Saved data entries
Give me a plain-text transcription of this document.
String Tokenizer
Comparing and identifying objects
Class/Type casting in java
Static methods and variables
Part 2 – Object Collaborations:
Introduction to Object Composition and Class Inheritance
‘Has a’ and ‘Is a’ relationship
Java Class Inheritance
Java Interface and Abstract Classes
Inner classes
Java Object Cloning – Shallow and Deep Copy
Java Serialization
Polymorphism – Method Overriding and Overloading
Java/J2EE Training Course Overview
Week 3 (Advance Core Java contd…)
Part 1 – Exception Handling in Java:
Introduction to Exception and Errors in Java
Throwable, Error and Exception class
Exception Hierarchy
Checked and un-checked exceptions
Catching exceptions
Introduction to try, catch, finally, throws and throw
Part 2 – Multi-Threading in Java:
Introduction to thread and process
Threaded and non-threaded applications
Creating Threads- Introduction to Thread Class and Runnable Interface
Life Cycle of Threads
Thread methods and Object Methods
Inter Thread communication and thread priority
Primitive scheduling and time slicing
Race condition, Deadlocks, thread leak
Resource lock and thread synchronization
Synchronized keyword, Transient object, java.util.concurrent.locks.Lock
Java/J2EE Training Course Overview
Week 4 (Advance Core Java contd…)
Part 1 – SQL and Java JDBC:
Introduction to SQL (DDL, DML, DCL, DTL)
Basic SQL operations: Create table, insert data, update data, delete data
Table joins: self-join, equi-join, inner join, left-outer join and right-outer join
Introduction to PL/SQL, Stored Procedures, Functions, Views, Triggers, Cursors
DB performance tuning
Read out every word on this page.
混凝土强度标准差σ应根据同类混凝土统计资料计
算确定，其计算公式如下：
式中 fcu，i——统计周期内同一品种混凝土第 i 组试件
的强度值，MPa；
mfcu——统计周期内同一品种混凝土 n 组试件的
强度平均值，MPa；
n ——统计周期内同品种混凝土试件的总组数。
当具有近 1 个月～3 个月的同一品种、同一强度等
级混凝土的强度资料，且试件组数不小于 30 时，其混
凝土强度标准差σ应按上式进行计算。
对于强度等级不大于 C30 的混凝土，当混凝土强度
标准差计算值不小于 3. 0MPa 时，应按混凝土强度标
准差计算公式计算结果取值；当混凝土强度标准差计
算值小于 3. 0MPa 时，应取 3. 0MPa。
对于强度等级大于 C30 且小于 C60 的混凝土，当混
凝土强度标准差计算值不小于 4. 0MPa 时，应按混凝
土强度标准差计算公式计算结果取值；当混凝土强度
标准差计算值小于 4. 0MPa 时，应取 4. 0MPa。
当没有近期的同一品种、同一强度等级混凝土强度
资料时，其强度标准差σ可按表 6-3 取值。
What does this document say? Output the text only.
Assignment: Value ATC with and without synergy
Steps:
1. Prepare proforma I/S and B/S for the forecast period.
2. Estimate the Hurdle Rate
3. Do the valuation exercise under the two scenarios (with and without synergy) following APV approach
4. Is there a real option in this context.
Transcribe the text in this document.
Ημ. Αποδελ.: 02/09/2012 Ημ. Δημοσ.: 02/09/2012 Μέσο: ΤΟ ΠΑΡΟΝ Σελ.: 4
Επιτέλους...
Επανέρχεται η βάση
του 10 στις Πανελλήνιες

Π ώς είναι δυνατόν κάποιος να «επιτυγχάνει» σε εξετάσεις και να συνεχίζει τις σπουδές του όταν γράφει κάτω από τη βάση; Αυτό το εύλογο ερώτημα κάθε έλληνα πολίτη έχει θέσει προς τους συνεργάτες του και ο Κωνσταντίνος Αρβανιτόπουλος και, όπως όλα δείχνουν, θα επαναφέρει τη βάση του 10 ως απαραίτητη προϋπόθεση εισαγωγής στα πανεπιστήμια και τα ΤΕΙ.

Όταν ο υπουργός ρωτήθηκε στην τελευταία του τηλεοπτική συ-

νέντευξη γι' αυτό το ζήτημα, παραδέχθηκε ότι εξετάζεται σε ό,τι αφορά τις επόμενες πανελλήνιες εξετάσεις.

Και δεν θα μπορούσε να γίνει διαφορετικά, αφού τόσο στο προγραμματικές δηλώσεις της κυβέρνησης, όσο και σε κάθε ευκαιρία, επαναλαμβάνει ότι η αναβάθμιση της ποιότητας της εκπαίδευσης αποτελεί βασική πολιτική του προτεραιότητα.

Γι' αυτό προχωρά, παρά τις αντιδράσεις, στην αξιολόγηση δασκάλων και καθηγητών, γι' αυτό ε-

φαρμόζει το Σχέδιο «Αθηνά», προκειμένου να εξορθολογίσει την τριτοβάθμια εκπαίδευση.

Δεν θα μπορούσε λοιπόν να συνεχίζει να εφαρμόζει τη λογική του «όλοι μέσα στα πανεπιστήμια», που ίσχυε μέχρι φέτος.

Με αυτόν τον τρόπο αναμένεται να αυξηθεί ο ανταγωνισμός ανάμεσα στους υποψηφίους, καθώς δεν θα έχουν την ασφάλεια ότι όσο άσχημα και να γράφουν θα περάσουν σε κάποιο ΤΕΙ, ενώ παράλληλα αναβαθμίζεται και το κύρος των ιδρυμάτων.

## PROBLEM STATEMENT:
Extract the full listing above without alteration.

## CORRECT OUTPUT:
Give me a plain-text transcription of this document.
String Tokenizer
Comparing and identifying objects
Class/Type casting in java
Static methods and variables
Part 2 – Object Collaborations:
Introduction to Object Composition and Class Inheritance
‘Has a’ and ‘Is a’ relationship
Java Class Inheritance
Java Interface and Abstract Classes
Inner classes
Java Object Cloning – Shallow and Deep Copy
Java Serialization
Polymorphism – Method Overriding and Overloading
Java/J2EE Training Course Overview
Week 3 (Advance Core Java contd…)
Part 1 – Exception Handling in Java:
Introduction to Exception and Errors in Java
Throwable, Error and Exception class
Exception Hierarchy
Checked and un-checked exceptions
Catching exceptions
Introduction to try, catch, finally, throws and throw
Part 2 – Multi-Threading in Java:
Introduction to thread and process
Threaded and non-threaded applications
Creating Threads- Introduction to Thread Class and Runnable Interface
Life Cycle of Threads
Thread methods and Object Methods
Inter Thread communication and thread priority
Primitive scheduling and time slicing
Race condition, Deadlocks, thread leak
Resource lock and thread synchronization
Synchronized keyword, Transient object, java.util.concurrent.locks.Lock
Java/J2EE Training Course Overview
Week 4 (Advance Core Java contd…)
Part 1 – SQL and Java JDBC:
Introduction to SQL (DDL, DML, DCL, DTL)
Basic SQL operations: Create table, insert data, update data, delete data
Table joins: self-join, equi-join, inner join, left-outer join and right-outer join
Introduction to PL/SQL, Stored Procedures, Functions, Views, Triggers, Cursors
DB performance tuning
Read out every word on this page.
混凝土强度标准差σ应根据同类混凝土统计资料计
算确定，其计算公式如下：
式中 fcu，i——统计周期内同一品种混凝土第 i 组试件
的强度值，MPa；
mfcu——统计周期内同一品种混凝土 n 组试件的
强度平均值，MPa；
n ——统计周期内同品种混凝土试件的总组数。
当具有近 1 个月～3 个月的同一品种、同一强度等
级混凝土的强度资料，且试件组数不小于 30 时，其混
凝土强度标准差σ应按上式进行计算。
对于强度等级不大于 C30 的混凝土，当混凝土强度
标准差计算值不小于 3. 0MPa 时，应按混凝土强度标
准差计算公式计算结果取值；当混凝土强度标准差计
算值小于 3. 0MPa 时，应取 3. 0MPa。
对于强度等级大于 C30 且小于 C60 的混凝土，当混
凝土强度标准差计算值不小于 4. 0MPa 时，应按混凝
土强度标准差计算公式计算结果取值；当混凝土强度
标准差计算值小于 4. 0MPa 时，应取 4. 0MPa。
当没有近期的同一品种、同一强度等级混凝土强度
资料时，其强度标准差σ可按表 6-3 取值。
What does this document say? Output the text only.
Assignment: Value ATC with and without synergy
Steps:
1. Prepare proforma I/S and B/S for the forecast period.
2. Estimate the Hurdle Rate
3. Do the valuation exercise under the two scenarios (with and without synergy) following APV approach
4. Is there a real option in this context.
Transcribe the text in this document.
Ημ. Αποδελ.: 02/09/2012 Ημ. Δημοσ.: 02/09/2012 Μέσο: ΤΟ ΠΑΡΟΝ Σελ.: 4
Επιτέλους...
Επανέρχεται η βάση
του 10 στις Πανελλήνιες

Π ώς είναι δυνατόν κάποιος να «επιτυγχάνει» σε εξετάσεις και να συνεχίζει τις σπουδές του όταν γράφει κάτω από τη βάση; Αυτό το εύλογο ερώτημα κάθε έλληνα πολίτη έχει θέσει προς τους συνεργάτες του και ο Κωνσταντίνος Αρβανιτόπουλος και, όπως όλα δείχνουν, θα επαναφέρει τη βάση του 10 ως απαραίτητη προϋπόθεση εισαγωγής στα πανεπιστήμια και τα ΤΕΙ.

Όταν ο υπουργός ρωτήθηκε στην τελευταία του τηλεοπτική συ-

νέντευξη γι' αυτό το ζήτημα, παραδέχθηκε ότι εξετάζεται σε ό,τι αφορά τις επόμενες πανελλήνιες εξετάσεις.

Και δεν θα μπορούσε να γίνει διαφορετικά, αφού τόσο στο προγραμματικές δηλώσεις της κυβέρνησης, όσο και σε κάθε ευκαιρία, επαναλαμβάνει ότι η αναβάθμιση της ποιότητας της εκπαίδευσης αποτελεί βασική πολιτική του προτεραιότητα.

Γι' αυτό προχωρά, παρά τις αντιδράσεις, στην αξιολόγηση δασκάλων και καθηγητών, γι' αυτό ε-

φαρμόζει το Σχέδιο «Αθηνά», προκειμένου να εξορθολογίσει την τριτοβάθμια εκπαίδευση.

Δεν θα μπορούσε λοιπόν να συνεχίζει να εφαρμόζει τη λογική του «όλοι μέσα στα πανεπιστήμια», που ίσχυε μέχρι φέτος.

Με αυτόν τον τρόπο αναμένεται να αυξηθεί ο ανταγωνισμός ανάμεσα στους υποψηφίους, καθώς δεν θα έχουν την ασφάλεια ότι όσο άσχημα και να γράφουν θα περάσουν σε κάποιο ΤΕΙ, ενώ παράλληλα αναβαθμίζεται και το κύρος των ιδρυμάτων.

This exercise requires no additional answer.